Filter the entries below, keeping every line that has the word "xoay".
** Start **
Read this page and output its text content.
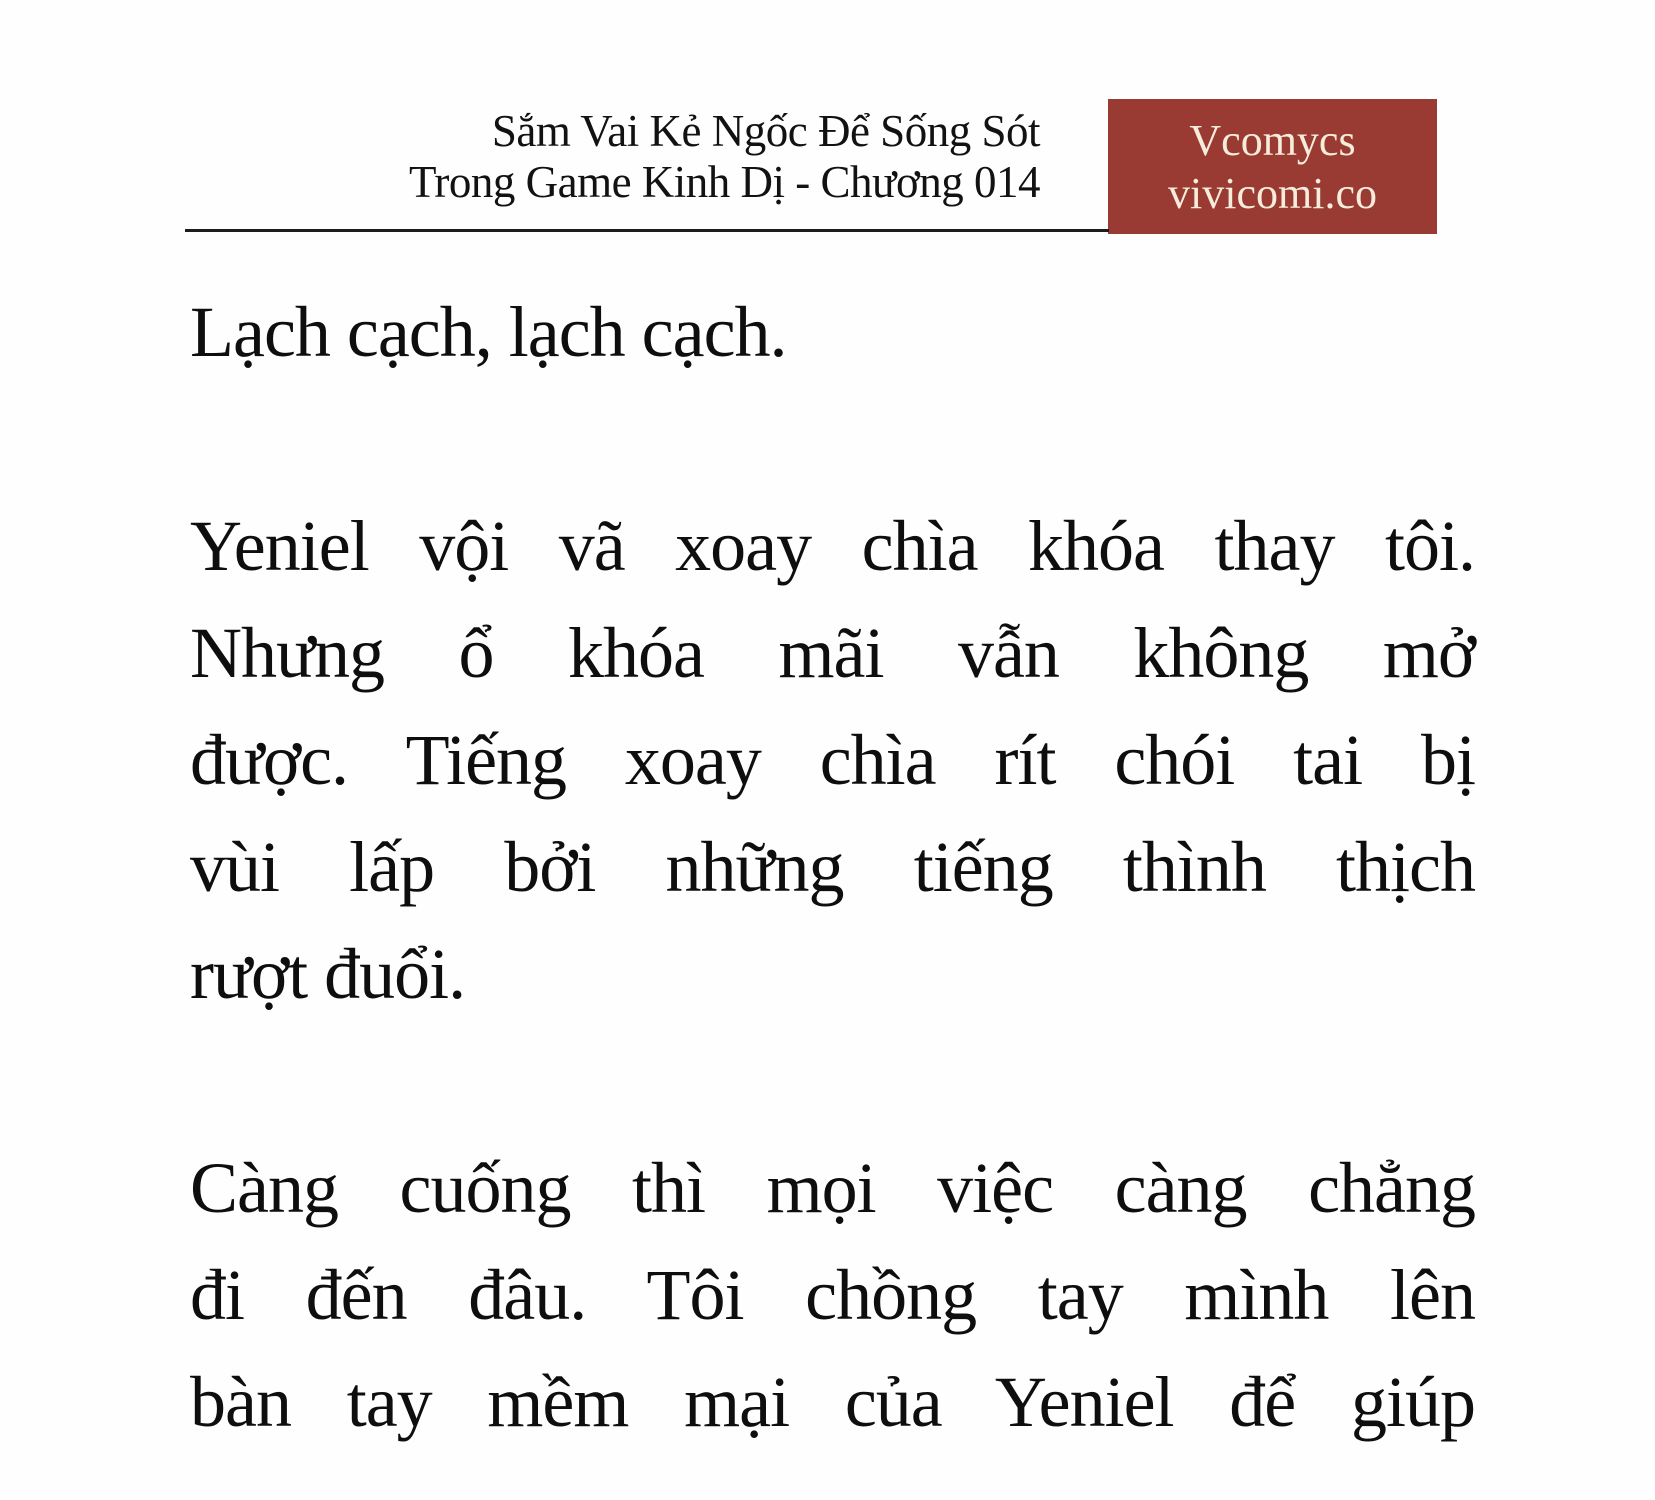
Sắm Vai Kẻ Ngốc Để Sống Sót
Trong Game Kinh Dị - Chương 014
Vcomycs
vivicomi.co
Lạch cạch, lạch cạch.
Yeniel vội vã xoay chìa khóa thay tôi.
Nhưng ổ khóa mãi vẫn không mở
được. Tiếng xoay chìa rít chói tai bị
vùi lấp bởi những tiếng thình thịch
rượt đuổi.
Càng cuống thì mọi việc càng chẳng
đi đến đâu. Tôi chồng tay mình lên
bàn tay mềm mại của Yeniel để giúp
** End **
- _Written answer_
Yeniel vội vã xoay chìa khóa thay tôi.
được. Tiếng xoay chìa rít chói tai bị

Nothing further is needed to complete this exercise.